- **JOB**
Write out these lines word for word.

- **LISTED RECORDS**
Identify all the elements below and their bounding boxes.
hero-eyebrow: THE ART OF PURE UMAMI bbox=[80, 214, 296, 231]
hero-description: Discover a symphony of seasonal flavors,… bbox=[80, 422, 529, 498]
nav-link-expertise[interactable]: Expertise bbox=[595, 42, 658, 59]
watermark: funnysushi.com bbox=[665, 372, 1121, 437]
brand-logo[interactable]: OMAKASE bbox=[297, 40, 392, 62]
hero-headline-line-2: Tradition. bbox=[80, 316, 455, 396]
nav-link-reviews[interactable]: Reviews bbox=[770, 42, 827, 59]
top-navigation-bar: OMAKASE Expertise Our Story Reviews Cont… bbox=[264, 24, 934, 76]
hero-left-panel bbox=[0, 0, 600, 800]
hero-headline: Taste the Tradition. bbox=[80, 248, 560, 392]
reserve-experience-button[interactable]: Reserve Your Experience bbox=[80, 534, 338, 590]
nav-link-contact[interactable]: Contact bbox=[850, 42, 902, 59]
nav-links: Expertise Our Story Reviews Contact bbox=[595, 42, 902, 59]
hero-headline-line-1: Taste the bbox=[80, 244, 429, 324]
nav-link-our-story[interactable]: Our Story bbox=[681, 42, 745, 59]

- **SOLUTION TO THIS PROBLEM**
Identify all the elements below and their bounding boxes.
hero-eyebrow: THE ART OF PURE UMAMI bbox=[80, 214, 296, 231]
hero-description: Discover a symphony of seasonal flavors,… bbox=[80, 422, 529, 498]
nav-link-expertise[interactable]: Expertise bbox=[595, 42, 658, 59]
watermark: funnysushi.com bbox=[665, 372, 1121, 437]
brand-logo[interactable]: OMAKASE bbox=[297, 40, 392, 62]
hero-headline-line-2: Tradition. bbox=[80, 316, 455, 396]
nav-link-reviews[interactable]: Reviews bbox=[770, 42, 827, 59]
top-navigation-bar: OMAKASE Expertise Our Story Reviews Cont… bbox=[264, 24, 934, 76]
hero-left-panel bbox=[0, 0, 600, 800]
hero-headline: Taste the Tradition. bbox=[80, 248, 560, 392]
reserve-experience-button[interactable]: Reserve Your Experience bbox=[80, 534, 338, 590]
nav-link-contact[interactable]: Contact bbox=[850, 42, 902, 59]
nav-links: Expertise Our Story Reviews Contact bbox=[595, 42, 902, 59]
hero-headline-line-1: Taste the bbox=[80, 244, 429, 324]
nav-link-our-story[interactable]: Our Story bbox=[681, 42, 745, 59]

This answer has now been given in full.